» **AIM**
Transcribe the entries exactly; images are not part of the copy.

» **INPUT DATA**

━━━

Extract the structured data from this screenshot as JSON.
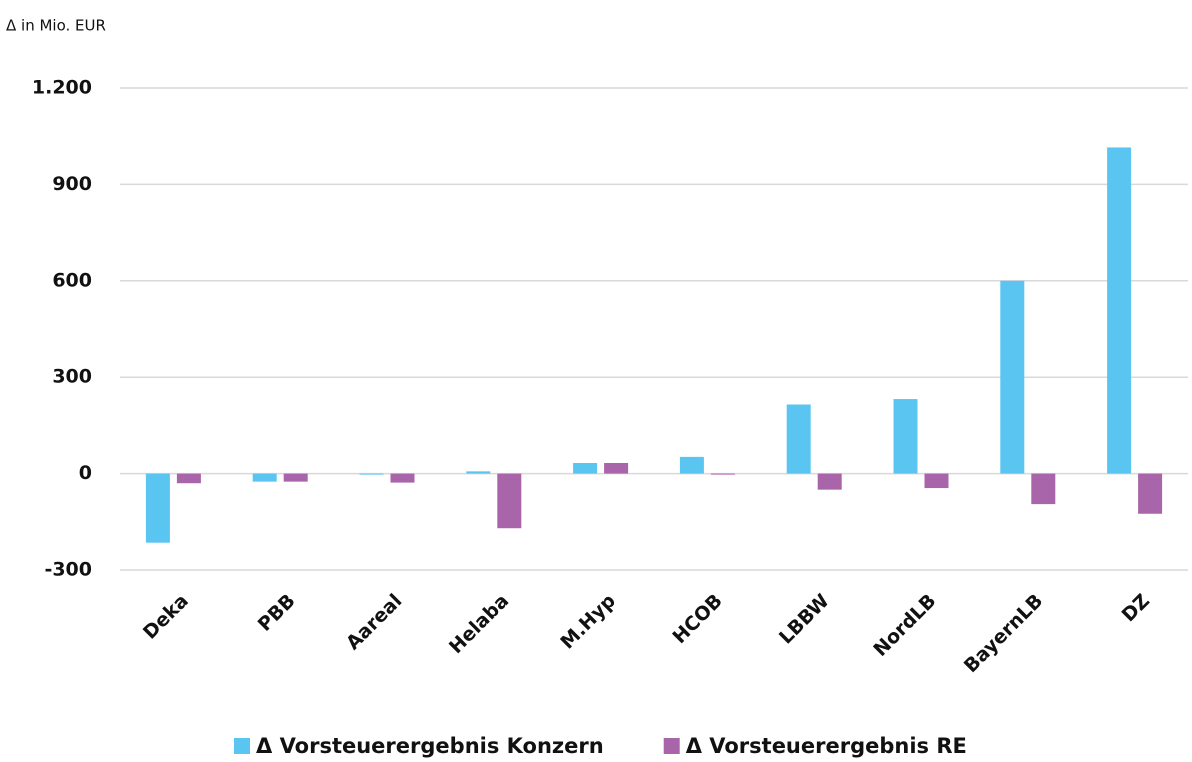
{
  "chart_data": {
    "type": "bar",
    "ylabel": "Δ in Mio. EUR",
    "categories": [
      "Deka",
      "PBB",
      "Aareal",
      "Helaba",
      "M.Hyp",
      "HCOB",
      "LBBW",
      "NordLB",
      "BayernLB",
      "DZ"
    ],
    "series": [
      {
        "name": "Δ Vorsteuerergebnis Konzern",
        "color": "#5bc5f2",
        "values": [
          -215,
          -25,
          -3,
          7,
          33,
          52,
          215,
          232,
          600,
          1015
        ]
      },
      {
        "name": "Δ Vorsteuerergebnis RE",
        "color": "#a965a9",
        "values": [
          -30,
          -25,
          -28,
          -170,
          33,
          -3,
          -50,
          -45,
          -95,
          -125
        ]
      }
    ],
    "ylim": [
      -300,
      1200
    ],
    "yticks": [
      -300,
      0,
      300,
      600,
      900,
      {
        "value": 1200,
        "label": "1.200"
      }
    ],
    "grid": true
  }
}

━━━

» **SOLUTION TO THE PROBLEM**
Extract the structured data from this screenshot as JSON.
{
  "chart_data": {
    "type": "bar",
    "ylabel": "Δ in Mio. EUR",
    "categories": [
      "Deka",
      "PBB",
      "Aareal",
      "Helaba",
      "M.Hyp",
      "HCOB",
      "LBBW",
      "NordLB",
      "BayernLB",
      "DZ"
    ],
    "series": [
      {
        "name": "Δ Vorsteuerergebnis Konzern",
        "color": "#5bc5f2",
        "values": [
          -215,
          -25,
          -3,
          7,
          33,
          52,
          215,
          232,
          600,
          1015
        ]
      },
      {
        "name": "Δ Vorsteuerergebnis RE",
        "color": "#a965a9",
        "values": [
          -30,
          -25,
          -28,
          -170,
          33,
          -3,
          -50,
          -45,
          -95,
          -125
        ]
      }
    ],
    "ylim": [
      -300,
      1200
    ],
    "yticks": [
      -300,
      0,
      300,
      600,
      900,
      {
        "value": 1200,
        "label": "1.200"
      }
    ],
    "grid": true
  }
}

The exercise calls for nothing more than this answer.